▶ [SET EXERCISE] Scan the data for "POST" and copy the lines it appears in.

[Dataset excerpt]
----------------------------------------

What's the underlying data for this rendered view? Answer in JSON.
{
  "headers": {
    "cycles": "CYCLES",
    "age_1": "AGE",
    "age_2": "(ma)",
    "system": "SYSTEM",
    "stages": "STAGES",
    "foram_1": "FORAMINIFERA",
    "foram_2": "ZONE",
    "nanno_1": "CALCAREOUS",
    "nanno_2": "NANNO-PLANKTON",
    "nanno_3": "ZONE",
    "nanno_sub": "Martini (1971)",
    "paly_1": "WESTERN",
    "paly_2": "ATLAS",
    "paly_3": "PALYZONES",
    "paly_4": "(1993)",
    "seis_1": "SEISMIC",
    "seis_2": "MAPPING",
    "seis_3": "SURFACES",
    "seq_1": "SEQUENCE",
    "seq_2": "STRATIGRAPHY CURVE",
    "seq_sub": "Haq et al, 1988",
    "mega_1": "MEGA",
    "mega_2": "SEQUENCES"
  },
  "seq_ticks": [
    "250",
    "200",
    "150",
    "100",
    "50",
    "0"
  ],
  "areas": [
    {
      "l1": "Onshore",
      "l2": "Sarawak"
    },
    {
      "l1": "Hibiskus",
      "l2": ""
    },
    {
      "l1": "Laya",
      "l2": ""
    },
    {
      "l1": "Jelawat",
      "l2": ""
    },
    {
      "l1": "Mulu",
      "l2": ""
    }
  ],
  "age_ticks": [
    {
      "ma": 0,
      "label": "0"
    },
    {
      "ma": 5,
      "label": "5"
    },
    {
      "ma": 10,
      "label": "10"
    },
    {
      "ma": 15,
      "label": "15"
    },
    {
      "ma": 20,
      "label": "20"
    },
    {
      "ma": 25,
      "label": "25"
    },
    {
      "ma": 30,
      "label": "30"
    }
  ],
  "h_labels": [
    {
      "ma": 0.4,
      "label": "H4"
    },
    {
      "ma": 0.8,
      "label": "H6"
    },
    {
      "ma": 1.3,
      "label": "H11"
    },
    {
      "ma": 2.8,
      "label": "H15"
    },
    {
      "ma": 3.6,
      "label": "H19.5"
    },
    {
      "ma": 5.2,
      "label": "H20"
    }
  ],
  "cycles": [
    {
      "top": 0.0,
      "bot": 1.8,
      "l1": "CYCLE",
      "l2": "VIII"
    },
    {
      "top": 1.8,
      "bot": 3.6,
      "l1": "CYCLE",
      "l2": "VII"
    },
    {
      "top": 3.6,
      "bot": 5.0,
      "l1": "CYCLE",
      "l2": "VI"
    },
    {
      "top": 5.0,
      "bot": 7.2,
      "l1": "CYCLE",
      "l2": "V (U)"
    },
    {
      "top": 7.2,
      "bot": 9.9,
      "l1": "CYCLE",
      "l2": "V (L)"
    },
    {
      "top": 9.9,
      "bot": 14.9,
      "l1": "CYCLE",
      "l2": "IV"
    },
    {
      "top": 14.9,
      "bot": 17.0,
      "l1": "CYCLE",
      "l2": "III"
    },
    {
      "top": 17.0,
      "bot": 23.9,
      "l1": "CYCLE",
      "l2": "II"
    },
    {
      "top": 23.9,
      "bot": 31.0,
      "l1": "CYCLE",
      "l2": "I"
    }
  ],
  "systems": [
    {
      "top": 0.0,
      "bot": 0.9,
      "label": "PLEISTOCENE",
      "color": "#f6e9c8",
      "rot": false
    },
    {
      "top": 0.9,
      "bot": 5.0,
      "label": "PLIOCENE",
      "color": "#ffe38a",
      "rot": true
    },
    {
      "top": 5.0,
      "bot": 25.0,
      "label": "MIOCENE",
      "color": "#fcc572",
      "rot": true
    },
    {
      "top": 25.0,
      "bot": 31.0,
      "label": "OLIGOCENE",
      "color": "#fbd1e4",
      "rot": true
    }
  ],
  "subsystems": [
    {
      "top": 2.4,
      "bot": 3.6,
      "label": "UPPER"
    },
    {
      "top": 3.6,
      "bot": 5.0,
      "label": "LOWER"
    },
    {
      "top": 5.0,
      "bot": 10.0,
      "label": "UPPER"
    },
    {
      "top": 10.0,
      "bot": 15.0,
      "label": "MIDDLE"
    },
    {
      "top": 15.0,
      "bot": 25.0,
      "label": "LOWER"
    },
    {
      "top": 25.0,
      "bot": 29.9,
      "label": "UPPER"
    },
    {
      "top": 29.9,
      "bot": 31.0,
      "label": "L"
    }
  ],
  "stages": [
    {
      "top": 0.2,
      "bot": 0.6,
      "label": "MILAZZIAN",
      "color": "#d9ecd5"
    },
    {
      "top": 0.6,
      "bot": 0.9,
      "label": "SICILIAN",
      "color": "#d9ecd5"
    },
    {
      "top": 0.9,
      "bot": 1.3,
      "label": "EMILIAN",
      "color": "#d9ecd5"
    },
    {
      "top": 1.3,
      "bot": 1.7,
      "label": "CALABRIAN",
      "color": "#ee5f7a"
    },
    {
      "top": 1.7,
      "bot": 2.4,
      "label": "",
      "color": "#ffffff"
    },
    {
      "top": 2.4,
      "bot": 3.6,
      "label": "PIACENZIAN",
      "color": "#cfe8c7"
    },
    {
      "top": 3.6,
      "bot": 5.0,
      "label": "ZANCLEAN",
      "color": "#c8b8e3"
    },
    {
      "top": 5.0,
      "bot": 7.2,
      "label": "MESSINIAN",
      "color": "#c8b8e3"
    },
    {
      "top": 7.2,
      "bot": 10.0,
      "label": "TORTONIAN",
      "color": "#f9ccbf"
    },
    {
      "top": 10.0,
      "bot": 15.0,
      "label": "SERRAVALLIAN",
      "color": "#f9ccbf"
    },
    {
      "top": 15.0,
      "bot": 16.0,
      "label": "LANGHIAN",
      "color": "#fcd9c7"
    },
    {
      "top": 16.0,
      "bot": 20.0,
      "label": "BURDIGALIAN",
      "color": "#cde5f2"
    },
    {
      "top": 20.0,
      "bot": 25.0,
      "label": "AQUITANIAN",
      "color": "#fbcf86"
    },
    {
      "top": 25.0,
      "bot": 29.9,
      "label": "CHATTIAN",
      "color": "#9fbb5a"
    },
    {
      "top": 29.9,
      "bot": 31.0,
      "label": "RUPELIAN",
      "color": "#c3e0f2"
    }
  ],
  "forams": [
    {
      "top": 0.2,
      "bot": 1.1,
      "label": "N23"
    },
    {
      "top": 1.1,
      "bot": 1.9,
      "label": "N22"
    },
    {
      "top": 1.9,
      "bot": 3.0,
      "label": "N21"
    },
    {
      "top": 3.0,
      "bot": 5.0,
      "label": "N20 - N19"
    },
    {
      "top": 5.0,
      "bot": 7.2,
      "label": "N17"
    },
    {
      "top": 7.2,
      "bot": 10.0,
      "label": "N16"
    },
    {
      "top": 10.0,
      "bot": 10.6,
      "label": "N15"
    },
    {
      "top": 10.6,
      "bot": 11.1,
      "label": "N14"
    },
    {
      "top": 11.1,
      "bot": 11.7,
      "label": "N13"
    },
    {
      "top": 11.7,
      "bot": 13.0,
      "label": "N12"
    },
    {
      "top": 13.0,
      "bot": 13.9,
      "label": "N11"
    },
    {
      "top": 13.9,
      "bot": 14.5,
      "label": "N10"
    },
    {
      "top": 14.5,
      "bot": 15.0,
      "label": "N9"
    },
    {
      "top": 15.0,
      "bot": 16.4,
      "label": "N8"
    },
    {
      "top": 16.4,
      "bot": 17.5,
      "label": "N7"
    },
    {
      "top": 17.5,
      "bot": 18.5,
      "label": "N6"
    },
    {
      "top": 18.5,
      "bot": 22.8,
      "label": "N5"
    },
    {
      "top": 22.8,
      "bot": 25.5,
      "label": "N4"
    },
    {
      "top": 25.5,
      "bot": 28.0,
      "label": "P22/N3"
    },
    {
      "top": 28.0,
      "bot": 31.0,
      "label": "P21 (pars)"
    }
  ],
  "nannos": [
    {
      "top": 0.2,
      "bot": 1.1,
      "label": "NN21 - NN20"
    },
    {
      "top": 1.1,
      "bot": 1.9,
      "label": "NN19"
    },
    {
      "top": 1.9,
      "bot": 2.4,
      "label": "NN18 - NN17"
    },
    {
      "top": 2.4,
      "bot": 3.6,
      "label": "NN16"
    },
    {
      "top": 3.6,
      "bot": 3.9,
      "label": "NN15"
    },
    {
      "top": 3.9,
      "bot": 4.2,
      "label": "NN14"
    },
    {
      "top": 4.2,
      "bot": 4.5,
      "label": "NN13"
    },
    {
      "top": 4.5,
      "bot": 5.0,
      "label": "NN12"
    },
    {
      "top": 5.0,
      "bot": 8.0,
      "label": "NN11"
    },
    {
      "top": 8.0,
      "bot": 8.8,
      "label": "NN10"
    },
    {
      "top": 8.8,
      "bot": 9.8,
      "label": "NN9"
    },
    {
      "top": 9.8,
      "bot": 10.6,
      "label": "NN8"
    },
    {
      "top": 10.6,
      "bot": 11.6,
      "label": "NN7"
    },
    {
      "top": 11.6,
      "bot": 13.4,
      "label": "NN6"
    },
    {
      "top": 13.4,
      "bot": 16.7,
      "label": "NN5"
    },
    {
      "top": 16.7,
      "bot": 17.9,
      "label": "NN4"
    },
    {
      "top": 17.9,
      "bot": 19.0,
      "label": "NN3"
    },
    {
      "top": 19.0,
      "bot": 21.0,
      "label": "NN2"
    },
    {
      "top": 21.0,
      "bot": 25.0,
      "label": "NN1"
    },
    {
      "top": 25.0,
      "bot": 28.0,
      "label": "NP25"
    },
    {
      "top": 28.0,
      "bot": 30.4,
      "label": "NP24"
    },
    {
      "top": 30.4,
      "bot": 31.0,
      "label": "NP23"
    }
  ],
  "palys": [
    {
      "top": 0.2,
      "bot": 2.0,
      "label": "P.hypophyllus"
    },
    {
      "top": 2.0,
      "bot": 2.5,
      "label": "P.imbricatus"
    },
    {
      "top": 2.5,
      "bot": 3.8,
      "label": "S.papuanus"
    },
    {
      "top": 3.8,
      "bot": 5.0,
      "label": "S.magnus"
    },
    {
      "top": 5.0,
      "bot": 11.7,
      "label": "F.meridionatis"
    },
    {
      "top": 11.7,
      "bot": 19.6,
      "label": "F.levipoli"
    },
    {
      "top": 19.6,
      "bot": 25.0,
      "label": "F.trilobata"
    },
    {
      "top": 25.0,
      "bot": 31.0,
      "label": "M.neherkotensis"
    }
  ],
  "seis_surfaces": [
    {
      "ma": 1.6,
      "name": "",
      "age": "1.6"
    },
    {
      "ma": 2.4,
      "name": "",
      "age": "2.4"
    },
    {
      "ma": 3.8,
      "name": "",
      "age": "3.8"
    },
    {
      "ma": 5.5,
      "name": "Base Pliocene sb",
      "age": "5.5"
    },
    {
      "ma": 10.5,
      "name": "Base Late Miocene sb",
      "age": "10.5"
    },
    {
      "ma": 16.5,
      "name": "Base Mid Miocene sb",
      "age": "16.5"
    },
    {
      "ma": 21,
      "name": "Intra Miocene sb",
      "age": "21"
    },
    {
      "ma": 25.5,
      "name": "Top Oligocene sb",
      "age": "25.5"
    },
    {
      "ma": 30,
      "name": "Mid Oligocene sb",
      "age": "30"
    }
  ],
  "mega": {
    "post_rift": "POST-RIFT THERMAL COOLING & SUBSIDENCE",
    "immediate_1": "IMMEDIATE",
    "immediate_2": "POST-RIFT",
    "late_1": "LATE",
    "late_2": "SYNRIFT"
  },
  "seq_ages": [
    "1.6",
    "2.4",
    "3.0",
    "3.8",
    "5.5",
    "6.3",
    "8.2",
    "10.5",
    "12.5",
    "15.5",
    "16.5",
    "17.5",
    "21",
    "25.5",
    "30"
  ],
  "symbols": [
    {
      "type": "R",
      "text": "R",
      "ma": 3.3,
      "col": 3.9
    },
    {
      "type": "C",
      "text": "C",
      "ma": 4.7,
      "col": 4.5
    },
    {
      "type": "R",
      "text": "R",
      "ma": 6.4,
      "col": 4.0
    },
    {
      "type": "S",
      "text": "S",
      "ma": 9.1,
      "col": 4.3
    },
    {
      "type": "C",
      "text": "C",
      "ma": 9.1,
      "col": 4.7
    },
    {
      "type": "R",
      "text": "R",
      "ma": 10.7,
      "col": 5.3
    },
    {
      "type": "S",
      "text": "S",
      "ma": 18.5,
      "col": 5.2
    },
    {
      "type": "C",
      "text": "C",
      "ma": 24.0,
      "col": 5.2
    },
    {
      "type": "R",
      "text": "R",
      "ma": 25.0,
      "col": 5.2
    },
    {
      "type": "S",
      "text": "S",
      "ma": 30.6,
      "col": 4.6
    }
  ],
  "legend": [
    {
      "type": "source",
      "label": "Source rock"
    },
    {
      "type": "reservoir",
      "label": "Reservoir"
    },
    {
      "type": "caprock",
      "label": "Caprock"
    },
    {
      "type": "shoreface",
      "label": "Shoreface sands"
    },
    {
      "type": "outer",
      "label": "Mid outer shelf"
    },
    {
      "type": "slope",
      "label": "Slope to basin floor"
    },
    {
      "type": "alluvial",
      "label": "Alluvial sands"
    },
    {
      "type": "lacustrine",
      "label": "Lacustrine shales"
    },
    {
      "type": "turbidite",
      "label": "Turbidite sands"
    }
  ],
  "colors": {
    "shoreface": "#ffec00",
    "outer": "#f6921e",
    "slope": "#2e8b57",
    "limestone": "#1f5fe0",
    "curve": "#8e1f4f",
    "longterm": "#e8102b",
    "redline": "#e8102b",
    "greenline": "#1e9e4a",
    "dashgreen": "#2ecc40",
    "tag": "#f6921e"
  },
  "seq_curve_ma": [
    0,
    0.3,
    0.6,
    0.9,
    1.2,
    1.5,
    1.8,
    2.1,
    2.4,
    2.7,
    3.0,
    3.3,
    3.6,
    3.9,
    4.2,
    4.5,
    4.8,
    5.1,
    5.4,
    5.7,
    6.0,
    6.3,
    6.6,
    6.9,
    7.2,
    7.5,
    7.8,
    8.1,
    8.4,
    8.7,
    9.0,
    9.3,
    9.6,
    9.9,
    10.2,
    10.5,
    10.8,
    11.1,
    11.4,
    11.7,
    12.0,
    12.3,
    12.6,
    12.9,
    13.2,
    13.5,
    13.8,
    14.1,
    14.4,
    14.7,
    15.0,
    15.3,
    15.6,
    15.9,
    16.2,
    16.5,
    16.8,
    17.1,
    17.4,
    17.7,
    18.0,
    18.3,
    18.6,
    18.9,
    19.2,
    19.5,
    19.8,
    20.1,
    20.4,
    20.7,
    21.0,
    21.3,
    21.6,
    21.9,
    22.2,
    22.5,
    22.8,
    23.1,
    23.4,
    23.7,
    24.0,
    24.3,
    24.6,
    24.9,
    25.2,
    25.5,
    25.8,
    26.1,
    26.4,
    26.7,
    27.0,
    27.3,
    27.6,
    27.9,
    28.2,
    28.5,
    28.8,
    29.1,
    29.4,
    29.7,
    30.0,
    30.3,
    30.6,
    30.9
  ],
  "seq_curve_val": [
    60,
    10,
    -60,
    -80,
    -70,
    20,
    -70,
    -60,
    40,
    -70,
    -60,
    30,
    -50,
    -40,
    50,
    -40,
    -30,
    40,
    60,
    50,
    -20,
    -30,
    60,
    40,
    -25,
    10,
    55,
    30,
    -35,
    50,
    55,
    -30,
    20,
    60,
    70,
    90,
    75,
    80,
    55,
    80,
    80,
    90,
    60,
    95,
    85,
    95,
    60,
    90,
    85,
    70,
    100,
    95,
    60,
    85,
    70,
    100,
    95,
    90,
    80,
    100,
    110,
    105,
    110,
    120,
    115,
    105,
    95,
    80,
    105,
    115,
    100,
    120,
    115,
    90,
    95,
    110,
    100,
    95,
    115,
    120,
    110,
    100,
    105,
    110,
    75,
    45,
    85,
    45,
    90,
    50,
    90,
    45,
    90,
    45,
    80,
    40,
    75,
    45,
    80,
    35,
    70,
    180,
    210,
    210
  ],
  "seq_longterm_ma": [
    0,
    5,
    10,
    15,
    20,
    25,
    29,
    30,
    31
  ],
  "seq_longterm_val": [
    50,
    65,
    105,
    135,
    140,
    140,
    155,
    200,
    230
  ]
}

----------------------------------------

▶ [SOLUTION]
    "post_rift": "POST-RIFT THERMAL COOLING & SUBSIDENCE",
    "immediate_2": "POST-RIFT",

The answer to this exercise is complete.